__Datensätze zur Bereichsannotation__
###

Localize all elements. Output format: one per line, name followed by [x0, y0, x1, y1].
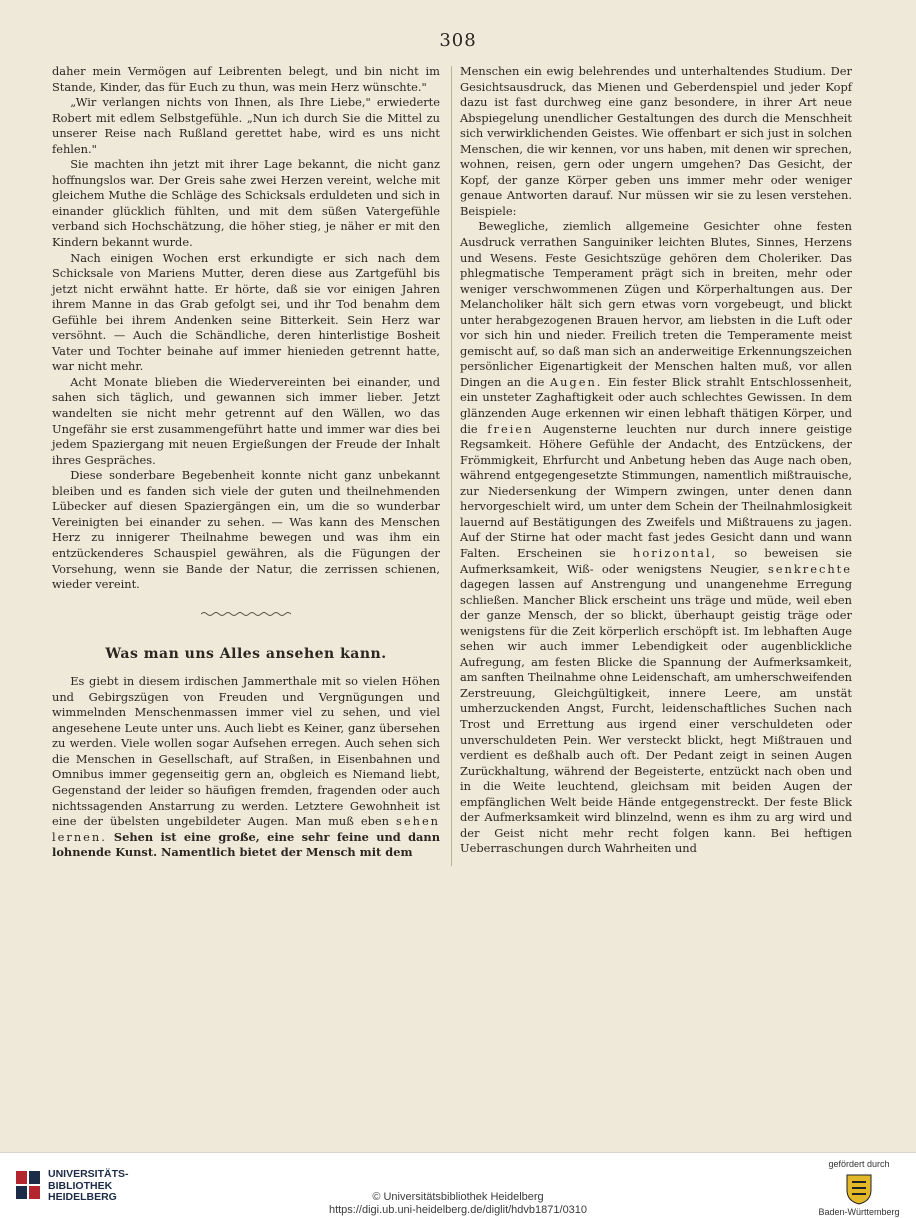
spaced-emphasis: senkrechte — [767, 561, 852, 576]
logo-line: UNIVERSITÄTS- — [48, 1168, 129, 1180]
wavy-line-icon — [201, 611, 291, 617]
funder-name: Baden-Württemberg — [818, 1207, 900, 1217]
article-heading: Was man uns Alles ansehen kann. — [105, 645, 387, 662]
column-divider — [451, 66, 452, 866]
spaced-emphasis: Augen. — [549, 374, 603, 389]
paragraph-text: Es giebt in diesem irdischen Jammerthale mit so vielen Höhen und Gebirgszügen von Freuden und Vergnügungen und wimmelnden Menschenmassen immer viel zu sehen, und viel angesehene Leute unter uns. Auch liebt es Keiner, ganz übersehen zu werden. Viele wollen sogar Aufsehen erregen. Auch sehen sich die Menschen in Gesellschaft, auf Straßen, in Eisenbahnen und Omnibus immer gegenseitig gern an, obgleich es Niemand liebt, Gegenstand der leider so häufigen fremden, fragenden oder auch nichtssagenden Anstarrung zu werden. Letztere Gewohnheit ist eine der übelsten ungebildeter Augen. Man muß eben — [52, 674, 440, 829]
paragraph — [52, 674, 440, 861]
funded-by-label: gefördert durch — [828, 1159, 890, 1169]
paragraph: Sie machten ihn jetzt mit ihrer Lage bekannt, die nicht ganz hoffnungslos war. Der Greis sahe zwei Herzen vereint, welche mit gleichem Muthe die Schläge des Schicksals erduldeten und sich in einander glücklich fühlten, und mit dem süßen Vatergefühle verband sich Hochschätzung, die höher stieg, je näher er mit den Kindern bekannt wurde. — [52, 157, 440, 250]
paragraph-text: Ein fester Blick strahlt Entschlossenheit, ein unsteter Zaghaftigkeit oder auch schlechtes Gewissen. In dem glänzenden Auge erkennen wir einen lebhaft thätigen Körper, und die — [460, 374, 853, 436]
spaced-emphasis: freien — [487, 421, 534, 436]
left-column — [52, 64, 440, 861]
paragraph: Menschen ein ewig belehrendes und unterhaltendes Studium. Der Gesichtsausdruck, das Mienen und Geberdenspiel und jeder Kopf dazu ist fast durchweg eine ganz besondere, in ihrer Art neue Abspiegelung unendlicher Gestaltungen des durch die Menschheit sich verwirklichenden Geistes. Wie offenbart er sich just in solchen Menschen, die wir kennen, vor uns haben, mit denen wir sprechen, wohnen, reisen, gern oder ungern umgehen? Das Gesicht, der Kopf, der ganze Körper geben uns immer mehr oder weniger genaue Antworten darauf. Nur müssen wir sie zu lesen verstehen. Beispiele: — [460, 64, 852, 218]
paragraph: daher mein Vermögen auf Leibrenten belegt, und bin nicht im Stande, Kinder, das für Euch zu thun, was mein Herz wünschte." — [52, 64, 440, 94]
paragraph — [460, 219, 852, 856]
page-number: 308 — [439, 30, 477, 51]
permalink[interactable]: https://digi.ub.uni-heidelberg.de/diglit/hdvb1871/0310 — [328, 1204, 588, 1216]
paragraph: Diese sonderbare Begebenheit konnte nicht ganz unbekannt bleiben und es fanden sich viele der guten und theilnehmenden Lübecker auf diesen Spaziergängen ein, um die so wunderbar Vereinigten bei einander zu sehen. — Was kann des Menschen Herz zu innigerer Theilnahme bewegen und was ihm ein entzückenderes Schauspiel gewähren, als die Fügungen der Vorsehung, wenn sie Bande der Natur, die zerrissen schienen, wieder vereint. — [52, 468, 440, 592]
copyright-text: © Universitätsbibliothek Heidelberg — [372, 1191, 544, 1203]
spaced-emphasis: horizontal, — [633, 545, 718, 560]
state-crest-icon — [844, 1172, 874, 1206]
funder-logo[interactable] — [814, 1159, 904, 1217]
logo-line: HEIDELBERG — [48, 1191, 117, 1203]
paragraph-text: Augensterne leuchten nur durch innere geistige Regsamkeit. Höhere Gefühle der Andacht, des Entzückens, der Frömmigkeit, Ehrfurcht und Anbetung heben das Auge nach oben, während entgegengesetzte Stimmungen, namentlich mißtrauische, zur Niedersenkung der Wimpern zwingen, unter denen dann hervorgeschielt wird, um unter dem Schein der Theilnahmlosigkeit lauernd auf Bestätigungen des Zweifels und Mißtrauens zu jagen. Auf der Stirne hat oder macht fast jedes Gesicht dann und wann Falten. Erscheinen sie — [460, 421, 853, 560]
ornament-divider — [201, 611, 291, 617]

###

__Anweisungen zur Aufgabe__
Schreibe sämtliche Zeilen der Daten oben unverändert ab. Die Bilder lässt du dabei weg.

__Die Antwort__
Localize all elements. Output format: one per line, name followed by [x0, y0, x1, y1].
spaced-emphasis: senkrechte — [767, 561, 852, 576]
logo-line: UNIVERSITÄTS- — [48, 1168, 129, 1180]
wavy-line-icon — [201, 611, 291, 617]
funder-name: Baden-Württemberg — [818, 1207, 900, 1217]
article-heading: Was man uns Alles ansehen kann. — [105, 645, 387, 662]
column-divider — [451, 66, 452, 866]
spaced-emphasis: Augen. — [549, 374, 603, 389]
paragraph-text: Es giebt in diesem irdischen Jammerthale mit so vielen Höhen und Gebirgszügen von Freuden und Vergnügungen und wimmelnden Menschenmassen immer viel zu sehen, und viel angesehene Leute unter uns. Auch liebt es Keiner, ganz übersehen zu werden. Viele wollen sogar Aufsehen erregen. Auch sehen sich die Menschen in Gesellschaft, auf Straßen, in Eisenbahnen und Omnibus immer gegenseitig gern an, obgleich es Niemand liebt, Gegenstand der leider so häufigen fremden, fragenden oder auch nichtssagenden Anstarrung zu werden. Letztere Gewohnheit ist eine der übelsten ungebildeter Augen. Man muß eben — [52, 674, 440, 829]
paragraph — [52, 674, 440, 861]
funded-by-label: gefördert durch — [828, 1159, 890, 1169]
paragraph: Sie machten ihn jetzt mit ihrer Lage bekannt, die nicht ganz hoffnungslos war. Der Greis sahe zwei Herzen vereint, welche mit gleichem Muthe die Schläge des Schicksals erduldeten und sich in einander glücklich fühlten, und mit dem süßen Vatergefühle verband sich Hochschätzung, die höher stieg, je näher er mit den Kindern bekannt wurde. — [52, 157, 440, 250]
paragraph-text: Ein fester Blick strahlt Entschlossenheit, ein unsteter Zaghaftigkeit oder auch schlechtes Gewissen. In dem glänzenden Auge erkennen wir einen lebhaft thätigen Körper, und die — [460, 374, 853, 436]
spaced-emphasis: freien — [487, 421, 534, 436]
left-column — [52, 64, 440, 861]
paragraph: Menschen ein ewig belehrendes und unterhaltendes Studium. Der Gesichtsausdruck, das Mienen und Geberdenspiel und jeder Kopf dazu ist fast durchweg eine ganz besondere, in ihrer Art neue Abspiegelung unendlicher Gestaltungen des durch die Menschheit sich verwirklichenden Geistes. Wie offenbart er sich just in solchen Menschen, die wir kennen, vor uns haben, mit denen wir sprechen, wohnen, reisen, gern oder ungern umgehen? Das Gesicht, der Kopf, der ganze Körper geben uns immer mehr oder weniger genaue Antworten darauf. Nur müssen wir sie zu lesen verstehen. Beispiele: — [460, 64, 852, 218]
paragraph: daher mein Vermögen auf Leibrenten belegt, und bin nicht im Stande, Kinder, das für Euch zu thun, was mein Herz wünschte." — [52, 64, 440, 94]
paragraph — [460, 219, 852, 856]
page-number: 308 — [439, 30, 477, 51]
permalink[interactable]: https://digi.ub.uni-heidelberg.de/diglit/hdvb1871/0310 — [328, 1204, 588, 1216]
paragraph: Diese sonderbare Begebenheit konnte nicht ganz unbekannt bleiben und es fanden sich viele der guten und theilnehmenden Lübecker auf diesen Spaziergängen ein, um die so wunderbar Vereinigten bei einander zu sehen. — Was kann des Menschen Herz zu innigerer Theilnahme bewegen und was ihm ein entzückenderes Schauspiel gewähren, als die Fügungen der Vorsehung, wenn sie Bande der Natur, die zerrissen schienen, wieder vereint. — [52, 468, 440, 592]
copyright-text: © Universitätsbibliothek Heidelberg — [372, 1191, 544, 1203]
spaced-emphasis: horizontal, — [633, 545, 718, 560]
state-crest-icon — [844, 1172, 874, 1206]
funder-logo[interactable] — [814, 1159, 904, 1217]
logo-line: HEIDELBERG — [48, 1191, 117, 1203]
paragraph-text: Augensterne leuchten nur durch innere geistige Regsamkeit. Höhere Gefühle der Andacht, des Entzückens, der Frömmigkeit, Ehrfurcht und Anbetung heben das Auge nach oben, während entgegengesetzte Stimmungen, namentlich mißtrauische, zur Niedersenkung der Wimpern zwingen, unter denen dann hervorgeschielt wird, um unter dem Schein der Theilnahmlosigkeit lauernd auf Bestätigungen des Zweifels und Mißtrauens zu jagen. Auf der Stirne hat oder macht fast jedes Gesicht dann und wann Falten. Erscheinen sie — [460, 421, 853, 560]
ornament-divider — [201, 611, 291, 617]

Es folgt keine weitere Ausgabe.